*STATED EXERCISE*: Scan the records for the word "receptor". Copy each line that includes it.

*DATA IN THIS EXERCISE*:
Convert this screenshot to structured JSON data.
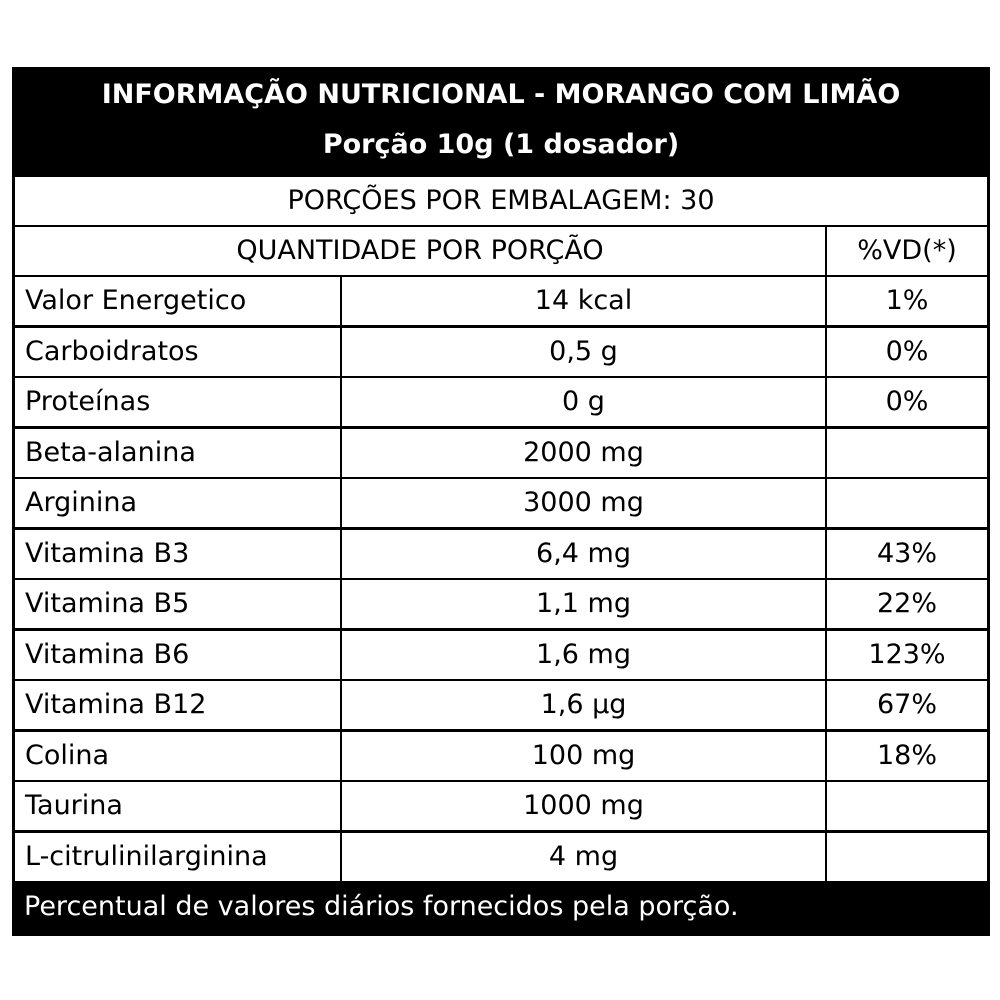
{
  "header": {
    "title": "INFORMAÇÃO NUTRICIONAL - MORANGO COM LIMÃO",
    "portion": "Porção 10g (1 dosador)"
  },
  "servings_per_package": "PORÇÕES POR EMBALAGEM: 30",
  "columns": {
    "quantity": "QUANTIDADE POR PORÇÃO",
    "dv": "%VD(*)"
  },
  "rows": [
    {
      "name": "Valor Energetico",
      "amount": "14 kcal",
      "dv": "1%"
    },
    {
      "name": "Carboidratos",
      "amount": "0,5 g",
      "dv": "0%"
    },
    {
      "name": "Proteínas",
      "amount": "0 g",
      "dv": "0%"
    },
    {
      "name": "Beta-alanina",
      "amount": "2000 mg",
      "dv": ""
    },
    {
      "name": "Arginina",
      "amount": "3000 mg",
      "dv": ""
    },
    {
      "name": "Vitamina B3",
      "amount": "6,4 mg",
      "dv": "43%"
    },
    {
      "name": "Vitamina B5",
      "amount": "1,1 mg",
      "dv": "22%"
    },
    {
      "name": "Vitamina B6",
      "amount": "1,6 mg",
      "dv": "123%"
    },
    {
      "name": "Vitamina B12",
      "amount": "1,6 µg",
      "dv": "67%"
    },
    {
      "name": "Colina",
      "amount": "100 mg",
      "dv": "18%"
    },
    {
      "name": "Taurina",
      "amount": "1000 mg",
      "dv": ""
    },
    {
      "name": "L-citrulinilarginina",
      "amount": "4 mg",
      "dv": ""
    }
  ],
  "footer": "Percentual de valores diários fornecidos pela porção."
}
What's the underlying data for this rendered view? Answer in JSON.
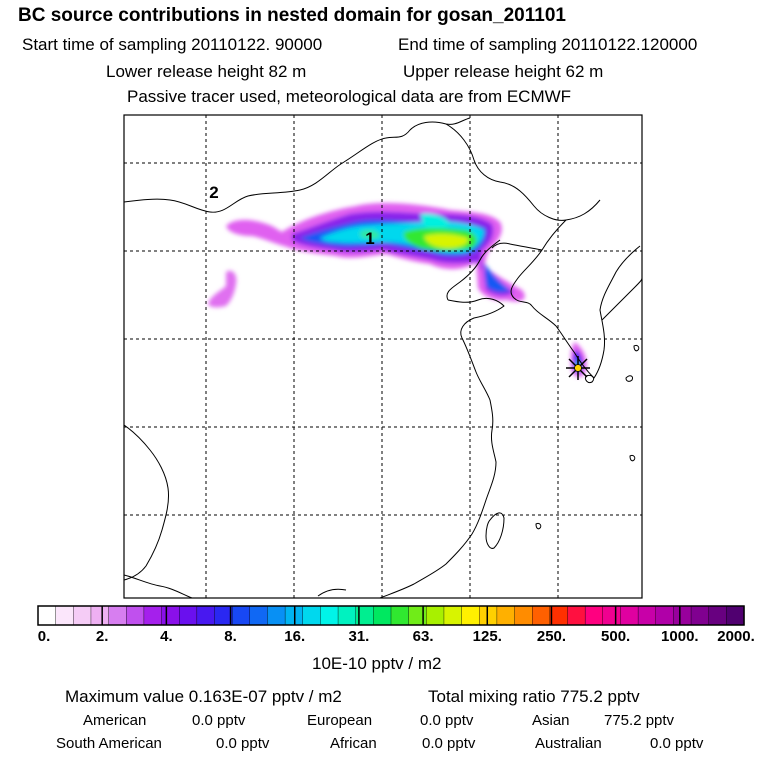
{
  "header": {
    "title": "BC  source contributions in nested domain for gosan_201101",
    "start_time": "Start time of sampling 20110122. 90000",
    "end_time": "End time of sampling 20110122.120000",
    "lower_release": "Lower release height   82 m",
    "upper_release": "Upper release height   62 m",
    "tracer_note": "Passive tracer used, meteorological data are from ECMWF"
  },
  "map": {
    "region_labels": [
      "1",
      "2"
    ],
    "receptor_marker": "receptor-star-icon",
    "colors": {
      "coastline": "#000000",
      "grid": "#000000",
      "receptor": "#ffd400"
    }
  },
  "colorbar": {
    "tick_labels": [
      "0.",
      "2.",
      "4.",
      "8.",
      "16.",
      "31.",
      "63.",
      "125.",
      "250.",
      "500.",
      "1000.",
      "2000."
    ],
    "unit_label": "10E-10 pptv / m2",
    "colors": [
      "#ffffff",
      "#fbe6fb",
      "#f5ccf6",
      "#eeb0f2",
      "#d77ef0",
      "#c050ee",
      "#a520ec",
      "#8a10ea",
      "#6a10ee",
      "#4818f0",
      "#2a28f2",
      "#1848f4",
      "#1068f4",
      "#0890f4",
      "#00b4f2",
      "#00d8ee",
      "#00f4e8",
      "#00f2c0",
      "#00ee90",
      "#00e860",
      "#30e830",
      "#70ec18",
      "#a8f000",
      "#d8f400",
      "#fff000",
      "#ffd000",
      "#ffb000",
      "#ff8c00",
      "#ff6000",
      "#ff3000",
      "#ff1040",
      "#ff0080",
      "#f00090",
      "#e000a0",
      "#c800a8",
      "#b000a8",
      "#98009c",
      "#800090",
      "#680080",
      "#500070"
    ]
  },
  "footer": {
    "max_value": "Maximum value  0.163E-07 pptv / m2",
    "total_mixing": "Total mixing ratio      775.2 pptv",
    "american": "American",
    "american_value": "0.0 pptv",
    "european": "European",
    "european_value": "0.0 pptv",
    "asian": "Asian",
    "asian_value": "775.2 pptv",
    "south_american": "South American",
    "south_american_value": "0.0 pptv",
    "african": "African",
    "african_value": "0.0 pptv",
    "australian": "Australian",
    "australian_value": "0.0 pptv"
  }
}
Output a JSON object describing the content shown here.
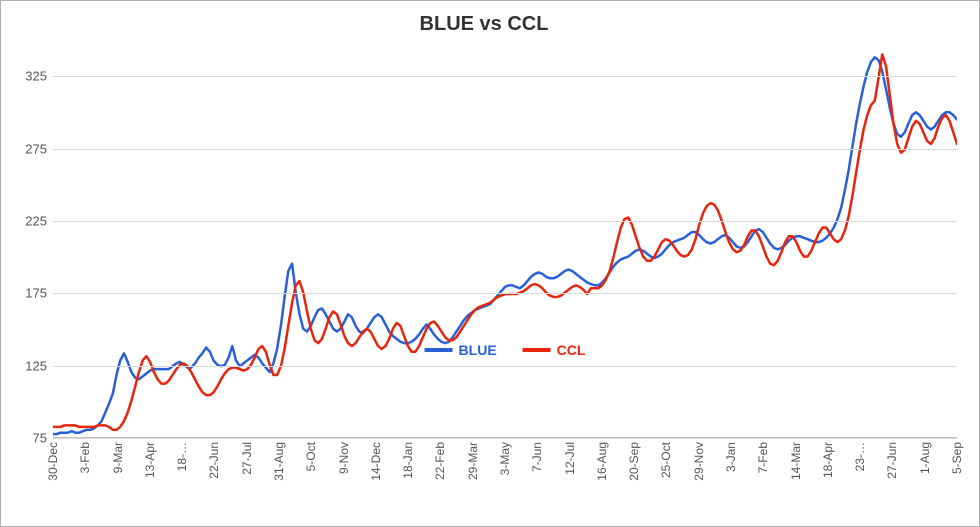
{
  "chart": {
    "type": "line",
    "title": "BLUE vs CCL",
    "title_fontsize": 20,
    "title_color": "#333333",
    "background_color": "#ffffff",
    "border_color": "#b0b0b0",
    "grid_color": "#d9d9d9",
    "axis_line_color": "#bfbfbf",
    "ylim": [
      75,
      350
    ],
    "yticks": [
      75,
      125,
      175,
      225,
      275,
      325
    ],
    "ytick_fontsize": 13,
    "ytick_color": "#555555",
    "xticks": [
      "30-Dec",
      "3-Feb",
      "9-Mar",
      "13-Apr",
      "18-…",
      "22-Jun",
      "27-Jul",
      "31-Aug",
      "5-Oct",
      "9-Nov",
      "14-Dec",
      "18-Jan",
      "22-Feb",
      "29-Mar",
      "3-May",
      "7-Jun",
      "12-Jul",
      "16-Aug",
      "20-Sep",
      "25-Oct",
      "29-Nov",
      "3-Jan",
      "7-Feb",
      "14-Mar",
      "18-Apr",
      "23-…",
      "27-Jun",
      "1-Aug",
      "5-Sep"
    ],
    "xtick_fontsize": 12,
    "xtick_color": "#555555",
    "xtick_rotation": -90,
    "line_width": 2.5,
    "legend_position": "bottom-center-inside",
    "legend_fontsize": 14,
    "series": [
      {
        "name": "BLUE",
        "color": "#2960d8",
        "values": [
          77,
          77,
          78,
          78,
          78,
          79,
          78,
          78,
          79,
          80,
          80,
          81,
          83,
          86,
          92,
          98,
          105,
          118,
          128,
          133,
          127,
          120,
          116,
          115,
          117,
          119,
          121,
          122,
          122,
          122,
          122,
          122,
          124,
          126,
          127,
          125,
          123,
          123,
          126,
          130,
          133,
          137,
          134,
          128,
          125,
          124,
          125,
          130,
          138,
          128,
          124,
          126,
          128,
          130,
          132,
          130,
          126,
          123,
          120,
          126,
          136,
          152,
          172,
          190,
          195,
          175,
          160,
          150,
          148,
          152,
          158,
          163,
          164,
          160,
          155,
          150,
          148,
          150,
          155,
          160,
          158,
          152,
          148,
          147,
          150,
          154,
          158,
          160,
          158,
          153,
          148,
          145,
          143,
          141,
          140,
          140,
          141,
          143,
          146,
          150,
          153,
          150,
          146,
          143,
          141,
          140,
          141,
          144,
          148,
          152,
          156,
          159,
          161,
          163,
          164,
          165,
          166,
          167,
          170,
          173,
          176,
          179,
          180,
          180,
          179,
          178,
          180,
          183,
          186,
          188,
          189,
          188,
          186,
          185,
          185,
          186,
          188,
          190,
          191,
          190,
          188,
          186,
          184,
          182,
          181,
          180,
          180,
          182,
          185,
          189,
          193,
          196,
          198,
          199,
          200,
          202,
          204,
          205,
          204,
          202,
          200,
          199,
          200,
          202,
          205,
          208,
          210,
          211,
          212,
          213,
          215,
          217,
          217,
          215,
          212,
          210,
          209,
          210,
          212,
          214,
          215,
          213,
          210,
          207,
          206,
          207,
          210,
          214,
          218,
          219,
          217,
          213,
          209,
          206,
          205,
          206,
          208,
          211,
          213,
          214,
          214,
          213,
          212,
          211,
          210,
          210,
          211,
          213,
          216,
          220,
          226,
          234,
          246,
          260,
          276,
          292,
          306,
          318,
          328,
          335,
          338,
          336,
          328,
          316,
          303,
          292,
          285,
          283,
          286,
          292,
          298,
          300,
          298,
          294,
          290,
          288,
          290,
          294,
          298,
          300,
          300,
          298,
          295
        ]
      },
      {
        "name": "CCL",
        "color": "#e8240c",
        "values": [
          82,
          82,
          82,
          83,
          83,
          83,
          83,
          82,
          82,
          82,
          82,
          82,
          83,
          83,
          83,
          82,
          80,
          80,
          82,
          86,
          92,
          100,
          110,
          120,
          128,
          131,
          127,
          120,
          115,
          112,
          112,
          114,
          118,
          122,
          125,
          126,
          124,
          120,
          115,
          110,
          106,
          104,
          104,
          106,
          110,
          115,
          119,
          122,
          123,
          123,
          122,
          121,
          122,
          125,
          130,
          136,
          138,
          134,
          125,
          118,
          118,
          124,
          136,
          152,
          168,
          180,
          183,
          175,
          162,
          150,
          142,
          140,
          143,
          150,
          158,
          162,
          160,
          153,
          145,
          140,
          138,
          140,
          144,
          148,
          150,
          148,
          143,
          138,
          136,
          138,
          143,
          150,
          154,
          152,
          145,
          138,
          134,
          134,
          138,
          144,
          150,
          154,
          155,
          152,
          148,
          144,
          142,
          142,
          144,
          148,
          152,
          156,
          160,
          163,
          165,
          166,
          167,
          168,
          170,
          172,
          173,
          174,
          174,
          174,
          174,
          175,
          176,
          178,
          180,
          181,
          180,
          178,
          175,
          173,
          172,
          172,
          173,
          175,
          177,
          179,
          180,
          179,
          177,
          174,
          178,
          178,
          178,
          180,
          184,
          190,
          199,
          210,
          220,
          226,
          227,
          222,
          214,
          206,
          200,
          197,
          197,
          200,
          205,
          210,
          212,
          211,
          208,
          204,
          201,
          200,
          201,
          205,
          212,
          222,
          230,
          235,
          237,
          236,
          232,
          225,
          217,
          210,
          205,
          203,
          204,
          208,
          214,
          218,
          218,
          214,
          207,
          200,
          195,
          194,
          197,
          203,
          210,
          214,
          214,
          210,
          204,
          200,
          200,
          204,
          210,
          216,
          220,
          220,
          216,
          212,
          210,
          212,
          218,
          228,
          242,
          258,
          274,
          288,
          298,
          305,
          308,
          324,
          340,
          332,
          312,
          292,
          278,
          272,
          274,
          282,
          290,
          294,
          292,
          286,
          280,
          278,
          282,
          290,
          296,
          298,
          294,
          286,
          278
        ]
      }
    ]
  }
}
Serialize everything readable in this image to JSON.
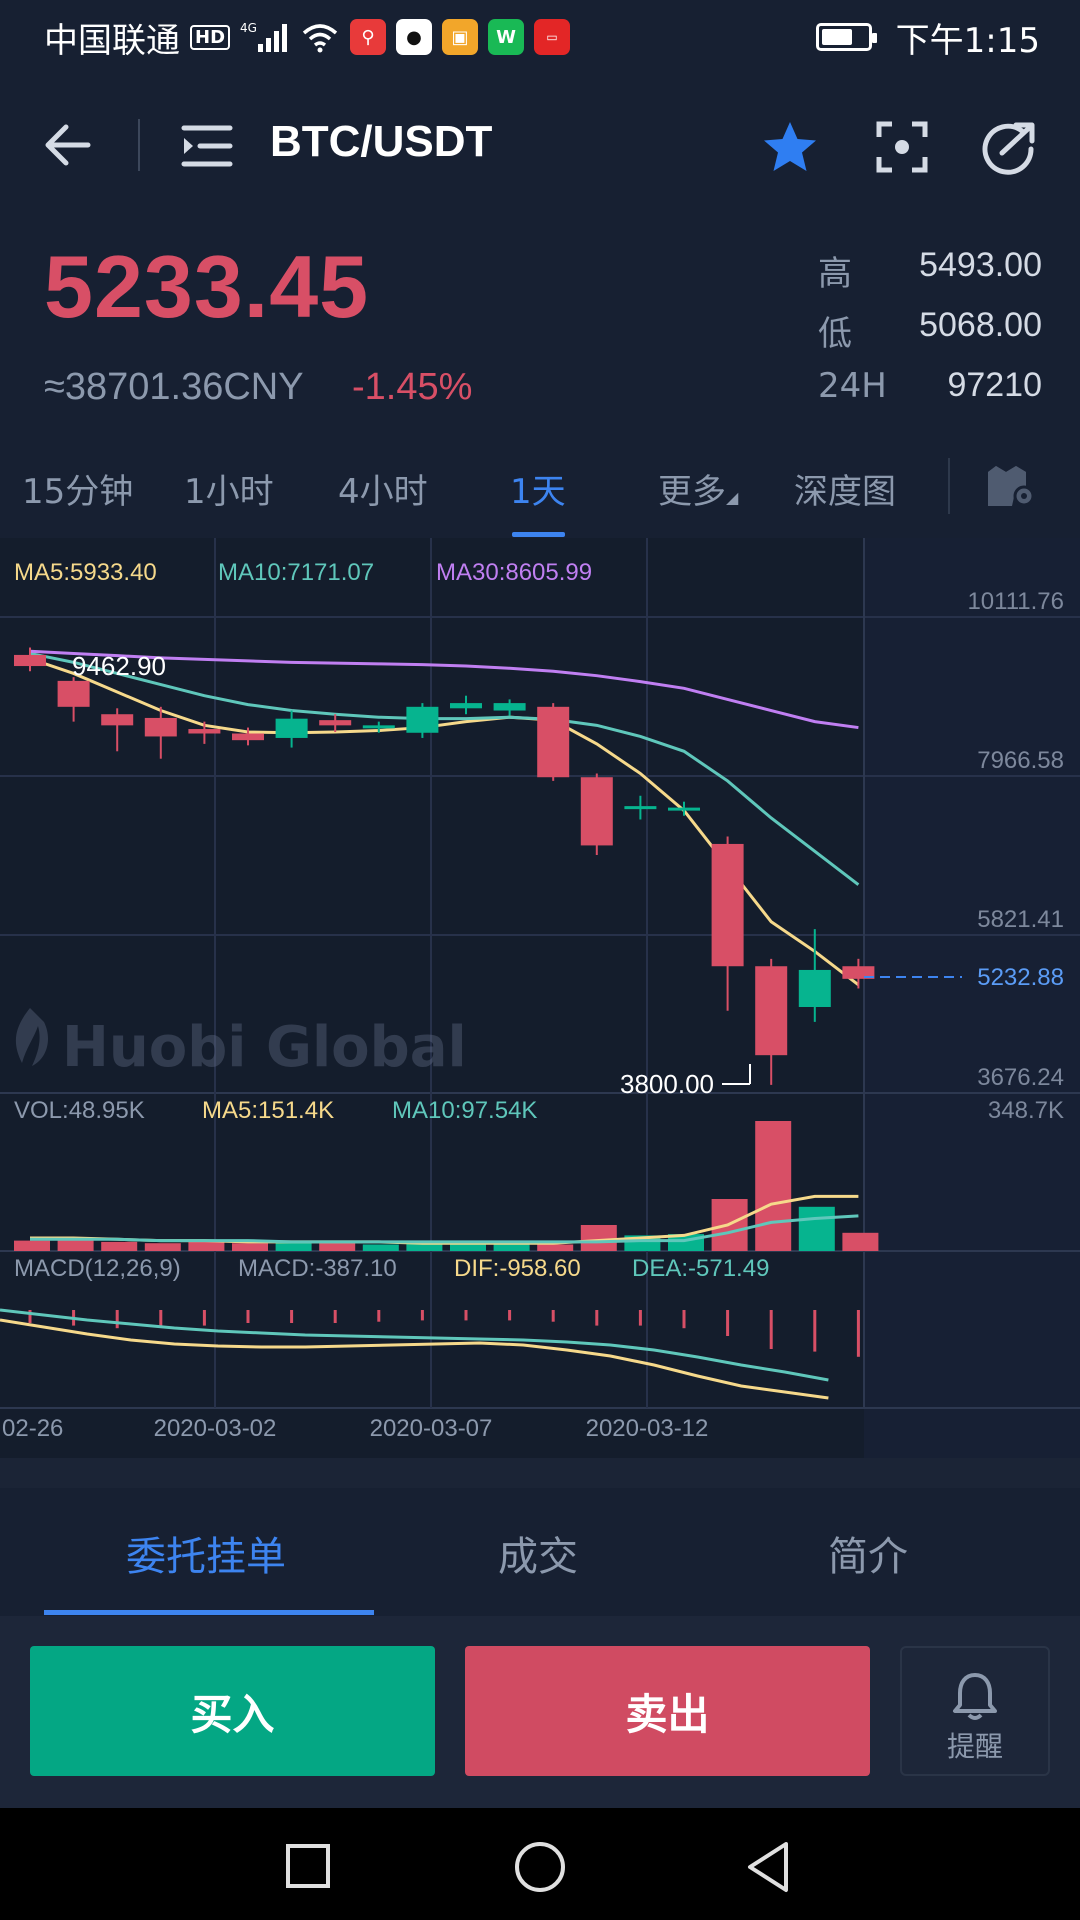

*THE SOLUTION*:
    "receptor_marker": "receptor-star-icon",
      "receptor": "#ffd400"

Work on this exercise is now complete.